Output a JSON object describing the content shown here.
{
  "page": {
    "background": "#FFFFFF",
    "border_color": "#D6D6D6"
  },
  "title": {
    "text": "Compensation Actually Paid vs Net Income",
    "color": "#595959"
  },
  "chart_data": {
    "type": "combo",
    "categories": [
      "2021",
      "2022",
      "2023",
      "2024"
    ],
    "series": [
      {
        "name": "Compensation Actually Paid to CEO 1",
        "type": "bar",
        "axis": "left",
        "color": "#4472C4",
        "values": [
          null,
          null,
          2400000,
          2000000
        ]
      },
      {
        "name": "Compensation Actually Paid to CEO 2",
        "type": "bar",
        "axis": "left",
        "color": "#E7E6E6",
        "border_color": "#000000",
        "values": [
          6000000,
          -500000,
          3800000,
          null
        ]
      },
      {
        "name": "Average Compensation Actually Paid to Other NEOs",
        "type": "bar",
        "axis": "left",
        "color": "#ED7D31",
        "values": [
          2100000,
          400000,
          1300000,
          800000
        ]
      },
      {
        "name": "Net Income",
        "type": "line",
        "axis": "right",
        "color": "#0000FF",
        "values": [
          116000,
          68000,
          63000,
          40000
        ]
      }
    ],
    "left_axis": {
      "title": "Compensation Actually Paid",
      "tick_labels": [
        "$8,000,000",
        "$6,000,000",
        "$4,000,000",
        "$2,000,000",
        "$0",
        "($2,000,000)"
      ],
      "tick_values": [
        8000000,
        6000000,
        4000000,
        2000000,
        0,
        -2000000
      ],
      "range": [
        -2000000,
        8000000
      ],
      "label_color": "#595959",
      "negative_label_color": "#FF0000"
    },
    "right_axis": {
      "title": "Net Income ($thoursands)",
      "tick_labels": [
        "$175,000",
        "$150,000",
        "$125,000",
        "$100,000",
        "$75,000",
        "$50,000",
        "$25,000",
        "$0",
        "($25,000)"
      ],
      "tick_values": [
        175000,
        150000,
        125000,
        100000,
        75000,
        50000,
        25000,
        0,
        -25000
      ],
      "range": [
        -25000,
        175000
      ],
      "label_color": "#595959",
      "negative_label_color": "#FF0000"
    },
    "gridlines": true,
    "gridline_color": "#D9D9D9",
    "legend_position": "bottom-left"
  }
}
________________________
GIVEN TASK
Your task is to print the whole listing again exactly.

ANSWER TO THIS TASK
Output a JSON object describing the content shown here.
{
  "page": {
    "background": "#FFFFFF",
    "border_color": "#D6D6D6"
  },
  "title": {
    "text": "Compensation Actually Paid vs Net Income",
    "color": "#595959"
  },
  "chart_data": {
    "type": "combo",
    "categories": [
      "2021",
      "2022",
      "2023",
      "2024"
    ],
    "series": [
      {
        "name": "Compensation Actually Paid to CEO 1",
        "type": "bar",
        "axis": "left",
        "color": "#4472C4",
        "values": [
          null,
          null,
          2400000,
          2000000
        ]
      },
      {
        "name": "Compensation Actually Paid to CEO 2",
        "type": "bar",
        "axis": "left",
        "color": "#E7E6E6",
        "border_color": "#000000",
        "values": [
          6000000,
          -500000,
          3800000,
          null
        ]
      },
      {
        "name": "Average Compensation Actually Paid to Other NEOs",
        "type": "bar",
        "axis": "left",
        "color": "#ED7D31",
        "values": [
          2100000,
          400000,
          1300000,
          800000
        ]
      },
      {
        "name": "Net Income",
        "type": "line",
        "axis": "right",
        "color": "#0000FF",
        "values": [
          116000,
          68000,
          63000,
          40000
        ]
      }
    ],
    "left_axis": {
      "title": "Compensation Actually Paid",
      "tick_labels": [
        "$8,000,000",
        "$6,000,000",
        "$4,000,000",
        "$2,000,000",
        "$0",
        "($2,000,000)"
      ],
      "tick_values": [
        8000000,
        6000000,
        4000000,
        2000000,
        0,
        -2000000
      ],
      "range": [
        -2000000,
        8000000
      ],
      "label_color": "#595959",
      "negative_label_color": "#FF0000"
    },
    "right_axis": {
      "title": "Net Income ($thoursands)",
      "tick_labels": [
        "$175,000",
        "$150,000",
        "$125,000",
        "$100,000",
        "$75,000",
        "$50,000",
        "$25,000",
        "$0",
        "($25,000)"
      ],
      "tick_values": [
        175000,
        150000,
        125000,
        100000,
        75000,
        50000,
        25000,
        0,
        -25000
      ],
      "range": [
        -25000,
        175000
      ],
      "label_color": "#595959",
      "negative_label_color": "#FF0000"
    },
    "gridlines": true,
    "gridline_color": "#D9D9D9",
    "legend_position": "bottom-left"
  }
}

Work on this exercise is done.